» AIM OF THE TASK
Determine the count of lines holding the string "PHEV". Return only the number.

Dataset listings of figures
---

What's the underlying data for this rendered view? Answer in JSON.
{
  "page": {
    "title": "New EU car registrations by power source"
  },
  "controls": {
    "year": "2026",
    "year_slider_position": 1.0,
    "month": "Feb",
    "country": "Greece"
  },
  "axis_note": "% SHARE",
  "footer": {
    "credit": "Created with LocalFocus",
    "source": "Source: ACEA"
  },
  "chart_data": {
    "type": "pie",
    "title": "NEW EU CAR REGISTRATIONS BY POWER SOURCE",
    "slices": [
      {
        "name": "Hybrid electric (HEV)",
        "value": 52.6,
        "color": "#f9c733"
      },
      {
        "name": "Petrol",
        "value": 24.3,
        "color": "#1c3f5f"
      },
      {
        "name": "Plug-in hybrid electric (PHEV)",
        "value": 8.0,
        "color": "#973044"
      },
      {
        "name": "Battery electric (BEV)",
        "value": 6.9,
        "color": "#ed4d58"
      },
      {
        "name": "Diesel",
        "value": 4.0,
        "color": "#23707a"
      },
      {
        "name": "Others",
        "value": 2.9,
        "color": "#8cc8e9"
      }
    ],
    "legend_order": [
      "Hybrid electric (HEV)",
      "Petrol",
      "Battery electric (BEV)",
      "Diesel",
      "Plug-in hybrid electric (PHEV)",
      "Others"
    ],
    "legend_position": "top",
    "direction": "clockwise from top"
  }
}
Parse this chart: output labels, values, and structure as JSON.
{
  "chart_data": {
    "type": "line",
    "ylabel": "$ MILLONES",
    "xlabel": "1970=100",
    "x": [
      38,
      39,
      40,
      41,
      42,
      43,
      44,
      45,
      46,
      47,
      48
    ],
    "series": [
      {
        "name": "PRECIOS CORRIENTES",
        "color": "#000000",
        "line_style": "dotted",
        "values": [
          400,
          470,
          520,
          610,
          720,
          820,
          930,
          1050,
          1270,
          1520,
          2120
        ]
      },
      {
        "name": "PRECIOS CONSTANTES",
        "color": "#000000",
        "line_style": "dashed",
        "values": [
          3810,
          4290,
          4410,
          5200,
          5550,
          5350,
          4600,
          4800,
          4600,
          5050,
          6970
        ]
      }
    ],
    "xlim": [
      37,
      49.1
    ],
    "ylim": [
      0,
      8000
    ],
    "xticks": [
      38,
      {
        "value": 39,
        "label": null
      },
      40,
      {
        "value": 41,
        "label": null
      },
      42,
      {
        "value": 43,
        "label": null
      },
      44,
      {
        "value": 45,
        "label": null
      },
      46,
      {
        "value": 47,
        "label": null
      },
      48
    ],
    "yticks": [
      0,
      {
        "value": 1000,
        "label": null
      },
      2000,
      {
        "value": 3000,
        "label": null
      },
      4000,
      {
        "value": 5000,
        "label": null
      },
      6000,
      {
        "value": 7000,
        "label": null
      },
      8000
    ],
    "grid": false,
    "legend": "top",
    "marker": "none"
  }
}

---

» THE OUTPUT
2